**TASK DIRECTIONS:** What is the number of lines holding the word "irregolare"? Write that number and nothing else.

**EXERCISE DATA:**
################
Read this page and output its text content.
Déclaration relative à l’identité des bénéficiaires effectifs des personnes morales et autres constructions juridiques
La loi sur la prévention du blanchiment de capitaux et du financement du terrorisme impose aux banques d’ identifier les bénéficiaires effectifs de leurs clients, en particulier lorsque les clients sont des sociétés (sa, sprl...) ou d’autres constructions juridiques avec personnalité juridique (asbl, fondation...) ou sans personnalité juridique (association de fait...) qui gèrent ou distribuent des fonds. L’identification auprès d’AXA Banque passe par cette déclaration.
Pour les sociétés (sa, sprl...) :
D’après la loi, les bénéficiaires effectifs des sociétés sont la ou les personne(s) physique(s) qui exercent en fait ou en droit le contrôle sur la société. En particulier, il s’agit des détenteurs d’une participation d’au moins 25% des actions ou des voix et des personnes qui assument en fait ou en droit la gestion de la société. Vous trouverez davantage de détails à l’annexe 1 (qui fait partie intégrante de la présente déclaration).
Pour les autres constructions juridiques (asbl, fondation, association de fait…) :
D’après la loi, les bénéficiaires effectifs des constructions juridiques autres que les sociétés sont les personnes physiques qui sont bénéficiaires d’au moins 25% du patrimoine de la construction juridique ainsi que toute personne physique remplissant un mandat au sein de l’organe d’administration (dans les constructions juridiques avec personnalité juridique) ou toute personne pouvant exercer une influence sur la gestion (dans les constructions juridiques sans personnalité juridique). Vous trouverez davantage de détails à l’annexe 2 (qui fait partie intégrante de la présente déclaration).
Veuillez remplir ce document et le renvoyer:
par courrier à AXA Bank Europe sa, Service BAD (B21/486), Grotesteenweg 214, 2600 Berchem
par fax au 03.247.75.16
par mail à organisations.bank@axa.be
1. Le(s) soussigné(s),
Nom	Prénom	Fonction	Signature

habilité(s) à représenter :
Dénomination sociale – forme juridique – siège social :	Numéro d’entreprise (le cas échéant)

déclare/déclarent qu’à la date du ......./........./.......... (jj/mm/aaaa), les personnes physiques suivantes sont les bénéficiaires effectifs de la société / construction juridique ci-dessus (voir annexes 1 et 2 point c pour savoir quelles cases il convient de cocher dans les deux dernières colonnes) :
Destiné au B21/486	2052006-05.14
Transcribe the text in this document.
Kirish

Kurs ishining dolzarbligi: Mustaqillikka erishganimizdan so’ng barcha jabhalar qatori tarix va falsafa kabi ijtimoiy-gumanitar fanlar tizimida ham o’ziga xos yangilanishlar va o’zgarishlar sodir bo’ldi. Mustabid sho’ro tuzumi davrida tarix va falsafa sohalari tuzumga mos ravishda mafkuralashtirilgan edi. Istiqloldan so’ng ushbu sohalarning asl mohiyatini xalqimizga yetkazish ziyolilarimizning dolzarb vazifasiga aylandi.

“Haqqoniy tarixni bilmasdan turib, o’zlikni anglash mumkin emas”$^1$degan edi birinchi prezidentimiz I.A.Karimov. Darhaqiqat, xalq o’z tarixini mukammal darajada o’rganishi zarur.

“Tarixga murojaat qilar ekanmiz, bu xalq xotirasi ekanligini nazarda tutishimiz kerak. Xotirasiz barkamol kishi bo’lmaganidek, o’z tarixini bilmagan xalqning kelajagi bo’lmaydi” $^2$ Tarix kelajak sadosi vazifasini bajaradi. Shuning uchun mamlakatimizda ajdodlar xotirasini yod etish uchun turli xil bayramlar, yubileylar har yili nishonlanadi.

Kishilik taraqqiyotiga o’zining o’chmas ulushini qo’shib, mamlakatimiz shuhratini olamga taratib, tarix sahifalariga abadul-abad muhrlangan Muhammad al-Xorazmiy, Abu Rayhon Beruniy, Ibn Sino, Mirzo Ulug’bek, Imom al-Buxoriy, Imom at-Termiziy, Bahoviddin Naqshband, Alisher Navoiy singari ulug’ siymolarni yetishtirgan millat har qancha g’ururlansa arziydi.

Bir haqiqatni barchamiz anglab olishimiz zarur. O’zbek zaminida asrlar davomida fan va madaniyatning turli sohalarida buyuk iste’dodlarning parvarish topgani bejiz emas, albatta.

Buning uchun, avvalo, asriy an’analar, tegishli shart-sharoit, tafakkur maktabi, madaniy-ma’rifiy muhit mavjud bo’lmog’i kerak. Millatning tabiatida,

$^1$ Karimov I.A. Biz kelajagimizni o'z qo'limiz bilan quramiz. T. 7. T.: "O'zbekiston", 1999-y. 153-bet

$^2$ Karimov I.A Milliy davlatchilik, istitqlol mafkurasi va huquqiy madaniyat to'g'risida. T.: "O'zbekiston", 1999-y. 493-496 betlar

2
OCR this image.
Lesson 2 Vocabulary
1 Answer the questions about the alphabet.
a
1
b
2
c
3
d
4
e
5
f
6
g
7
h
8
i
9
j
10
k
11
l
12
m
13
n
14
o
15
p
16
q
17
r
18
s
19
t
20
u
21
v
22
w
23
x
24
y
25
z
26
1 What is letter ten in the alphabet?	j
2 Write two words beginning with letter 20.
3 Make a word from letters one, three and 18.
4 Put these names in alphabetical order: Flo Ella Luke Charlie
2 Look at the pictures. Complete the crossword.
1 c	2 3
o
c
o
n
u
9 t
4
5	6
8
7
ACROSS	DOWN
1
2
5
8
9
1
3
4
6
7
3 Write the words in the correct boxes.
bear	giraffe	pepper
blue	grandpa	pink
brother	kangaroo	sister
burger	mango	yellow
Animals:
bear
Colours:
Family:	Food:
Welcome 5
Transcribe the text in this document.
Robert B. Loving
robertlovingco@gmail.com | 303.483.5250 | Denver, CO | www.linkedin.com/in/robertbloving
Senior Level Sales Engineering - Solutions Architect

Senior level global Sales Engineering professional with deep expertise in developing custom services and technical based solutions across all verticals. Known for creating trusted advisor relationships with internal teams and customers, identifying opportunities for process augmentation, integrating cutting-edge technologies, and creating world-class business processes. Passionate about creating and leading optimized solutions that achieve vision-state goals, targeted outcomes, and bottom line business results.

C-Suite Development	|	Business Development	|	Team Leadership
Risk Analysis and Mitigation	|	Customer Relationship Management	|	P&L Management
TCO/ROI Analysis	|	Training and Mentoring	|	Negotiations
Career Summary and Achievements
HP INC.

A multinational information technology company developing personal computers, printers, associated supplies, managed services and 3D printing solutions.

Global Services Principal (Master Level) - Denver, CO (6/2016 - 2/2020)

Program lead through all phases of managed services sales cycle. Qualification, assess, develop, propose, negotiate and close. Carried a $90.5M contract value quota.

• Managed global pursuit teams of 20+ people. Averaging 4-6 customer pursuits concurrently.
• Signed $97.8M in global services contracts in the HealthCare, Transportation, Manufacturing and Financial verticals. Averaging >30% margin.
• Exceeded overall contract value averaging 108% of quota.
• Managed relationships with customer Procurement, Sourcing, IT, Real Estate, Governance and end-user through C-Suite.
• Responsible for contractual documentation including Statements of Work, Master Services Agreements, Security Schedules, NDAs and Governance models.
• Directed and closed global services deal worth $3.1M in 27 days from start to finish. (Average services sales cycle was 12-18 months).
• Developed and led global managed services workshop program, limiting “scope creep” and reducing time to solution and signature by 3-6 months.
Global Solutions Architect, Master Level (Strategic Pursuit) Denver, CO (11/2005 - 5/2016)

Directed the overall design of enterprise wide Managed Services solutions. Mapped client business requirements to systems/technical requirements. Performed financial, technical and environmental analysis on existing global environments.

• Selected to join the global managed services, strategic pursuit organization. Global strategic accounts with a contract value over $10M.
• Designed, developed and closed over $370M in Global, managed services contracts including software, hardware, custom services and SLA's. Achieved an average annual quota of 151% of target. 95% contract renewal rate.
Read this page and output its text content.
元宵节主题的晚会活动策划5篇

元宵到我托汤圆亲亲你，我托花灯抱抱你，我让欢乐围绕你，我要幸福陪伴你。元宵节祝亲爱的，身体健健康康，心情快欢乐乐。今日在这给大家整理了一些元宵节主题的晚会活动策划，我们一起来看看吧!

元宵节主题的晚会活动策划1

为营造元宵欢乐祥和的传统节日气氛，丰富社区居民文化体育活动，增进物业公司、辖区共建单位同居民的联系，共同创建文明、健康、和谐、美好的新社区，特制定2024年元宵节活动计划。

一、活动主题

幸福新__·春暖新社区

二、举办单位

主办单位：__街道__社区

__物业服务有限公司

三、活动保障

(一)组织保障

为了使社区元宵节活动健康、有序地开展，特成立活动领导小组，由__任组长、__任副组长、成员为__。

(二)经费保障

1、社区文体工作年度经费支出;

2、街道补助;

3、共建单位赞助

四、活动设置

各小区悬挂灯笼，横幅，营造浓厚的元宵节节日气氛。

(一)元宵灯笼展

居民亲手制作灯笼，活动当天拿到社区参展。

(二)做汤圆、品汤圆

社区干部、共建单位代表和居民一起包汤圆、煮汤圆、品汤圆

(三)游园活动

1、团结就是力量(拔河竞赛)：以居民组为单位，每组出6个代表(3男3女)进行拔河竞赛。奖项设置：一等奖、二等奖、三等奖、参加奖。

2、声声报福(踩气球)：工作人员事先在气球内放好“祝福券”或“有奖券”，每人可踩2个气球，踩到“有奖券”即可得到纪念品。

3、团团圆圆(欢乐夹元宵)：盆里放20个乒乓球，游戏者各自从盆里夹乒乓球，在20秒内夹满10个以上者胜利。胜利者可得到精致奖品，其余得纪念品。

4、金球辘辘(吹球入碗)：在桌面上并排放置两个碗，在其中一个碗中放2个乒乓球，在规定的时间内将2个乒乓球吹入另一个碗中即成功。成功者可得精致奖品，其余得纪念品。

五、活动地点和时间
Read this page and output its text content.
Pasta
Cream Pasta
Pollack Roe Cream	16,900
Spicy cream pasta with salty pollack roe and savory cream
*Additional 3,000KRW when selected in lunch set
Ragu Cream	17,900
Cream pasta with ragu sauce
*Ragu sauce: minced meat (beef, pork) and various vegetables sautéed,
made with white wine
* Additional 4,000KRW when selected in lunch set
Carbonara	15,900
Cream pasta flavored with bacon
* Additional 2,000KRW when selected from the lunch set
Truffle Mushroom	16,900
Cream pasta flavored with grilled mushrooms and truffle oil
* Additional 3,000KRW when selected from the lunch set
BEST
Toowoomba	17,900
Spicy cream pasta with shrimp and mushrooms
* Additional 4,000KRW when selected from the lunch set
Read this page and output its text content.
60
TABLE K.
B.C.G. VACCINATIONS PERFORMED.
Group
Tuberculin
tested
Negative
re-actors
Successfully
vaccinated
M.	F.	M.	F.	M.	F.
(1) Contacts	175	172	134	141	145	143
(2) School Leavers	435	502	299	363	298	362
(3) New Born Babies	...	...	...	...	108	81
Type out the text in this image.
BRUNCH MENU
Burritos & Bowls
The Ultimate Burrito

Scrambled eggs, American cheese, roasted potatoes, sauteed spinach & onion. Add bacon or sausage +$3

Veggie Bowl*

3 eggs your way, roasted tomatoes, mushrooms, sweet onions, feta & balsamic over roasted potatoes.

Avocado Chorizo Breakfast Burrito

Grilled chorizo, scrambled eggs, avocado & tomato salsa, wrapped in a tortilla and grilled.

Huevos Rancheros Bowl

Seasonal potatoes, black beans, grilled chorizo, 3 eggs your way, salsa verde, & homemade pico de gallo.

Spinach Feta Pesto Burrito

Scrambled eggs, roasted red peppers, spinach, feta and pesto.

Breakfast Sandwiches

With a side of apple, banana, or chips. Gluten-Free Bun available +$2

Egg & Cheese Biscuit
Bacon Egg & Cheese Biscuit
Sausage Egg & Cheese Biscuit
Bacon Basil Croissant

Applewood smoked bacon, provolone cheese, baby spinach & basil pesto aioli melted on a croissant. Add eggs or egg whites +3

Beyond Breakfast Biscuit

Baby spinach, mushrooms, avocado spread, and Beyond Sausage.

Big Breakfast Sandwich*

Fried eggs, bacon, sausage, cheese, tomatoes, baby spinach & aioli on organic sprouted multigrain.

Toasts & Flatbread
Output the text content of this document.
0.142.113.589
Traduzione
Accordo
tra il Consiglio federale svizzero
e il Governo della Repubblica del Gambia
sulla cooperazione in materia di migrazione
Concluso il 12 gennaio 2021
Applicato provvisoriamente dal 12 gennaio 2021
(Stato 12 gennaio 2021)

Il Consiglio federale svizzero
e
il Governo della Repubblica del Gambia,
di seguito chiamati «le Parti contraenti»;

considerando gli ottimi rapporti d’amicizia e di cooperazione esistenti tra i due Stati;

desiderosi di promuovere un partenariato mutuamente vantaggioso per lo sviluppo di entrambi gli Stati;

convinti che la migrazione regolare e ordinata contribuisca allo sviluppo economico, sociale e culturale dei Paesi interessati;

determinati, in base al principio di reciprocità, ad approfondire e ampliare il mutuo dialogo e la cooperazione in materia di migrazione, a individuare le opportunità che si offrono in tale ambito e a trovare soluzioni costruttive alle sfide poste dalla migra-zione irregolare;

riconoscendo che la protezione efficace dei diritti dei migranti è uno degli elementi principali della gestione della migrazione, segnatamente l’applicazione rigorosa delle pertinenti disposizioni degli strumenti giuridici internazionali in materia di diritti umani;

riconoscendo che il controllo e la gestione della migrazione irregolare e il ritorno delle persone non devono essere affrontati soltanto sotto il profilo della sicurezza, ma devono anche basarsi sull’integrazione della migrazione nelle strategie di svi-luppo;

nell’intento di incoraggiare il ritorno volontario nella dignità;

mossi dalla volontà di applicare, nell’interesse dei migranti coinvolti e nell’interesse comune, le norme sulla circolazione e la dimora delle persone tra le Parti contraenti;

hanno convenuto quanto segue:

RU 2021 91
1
################
**RESPONSE TO THE EXERCISE:** 2